Brano proposto →
È vero che le didascalie raccontano di luoghi con nomi veri, Ronta, Gorizia,
Venzone, Roncisvalle, Cesena, Cervia e altri, ma l’impressione è che potrebbero
essere ovunque, ma anche da nessuna parte. Guidi crea un nuovo concetto di
spazialità, privata di ogni specificità territoriale, che rende ogni luogo
assolutamente indeterminato. È qui, nell’approccio decostruttivista alla
rappresentazione dello spazio, che è possibile rintracciare una metodologia zen.
Nel desiderio di non volere sostituire una vecchia rappresentazione della realtà
con una inedita ma, in maniera assai più radicale, di liberarsi dalla tendenza a
concettualizzare la realtà, e del rischio conseguente di confondere la nostra
rappresentazione per la realtà stessa.

Materiale raccolto →
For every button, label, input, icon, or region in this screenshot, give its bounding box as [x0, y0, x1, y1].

Consegna 1 →
Secondo il brano su Guidi e la rappresentazione dello spazio, in che cosa si può rintracciare una metodologia zen?
Consegna 2 →
Prosegui il brano su Guidi e la rappresentazione dello spazio a partire dall'ultima frase riportata.

Risposta 1 →
Nell'approccio decostruttivista alla rappresentazione dello spazio.

Risposta 2 →
Da un’altra parte raccoglie una settantina di fotografie realizzate tra i primi
anni Settanta e il 2023, presentate secondo una sofisticata scelta curatoriale
che enfatizza le tangenze poetiche e formali tra le fotografie, al di là
dell’ordine cronologico e della logica della serie. Ogni parete presenta una
piccola famiglia di fotografie, spesso raccolte in forma di dittico o trittico,
che costruiscono narrazioni ellittiche, sospese. Tra le più esemplari in questo
senso citerei le cinque fotografie del muro dello studio di Guidi a Ronta
durante un’ecclissi di sole. Ronta, 11.08.1999 è una sequenza che visualizza
cinque momenti del parziale oscuramento del disco solare, visto attraverso
l’ombra proiettata dagli alberi sul muro. Vediamo, come in una serie di
fotogrammi, il sole, al picco del suo oscuramento, penetrare tra le gli alberi
disegnando sul muro tante piccole falci di luce, vediamo le lingue di luce farsi
più grandi, e occupare via via parti più ampie di muro. L’ultimo fotogramma
tradisce l’aspettativa di vedere un’ulteriore mutazione, si tratta di una
versione in bianco e nero della fotografia vicina a colori, una prova
dell’attitudine a fotografare la stessa cosa in due momenti contigui, a
registrare due scarti minimi che restituiscano sostanza al tempo.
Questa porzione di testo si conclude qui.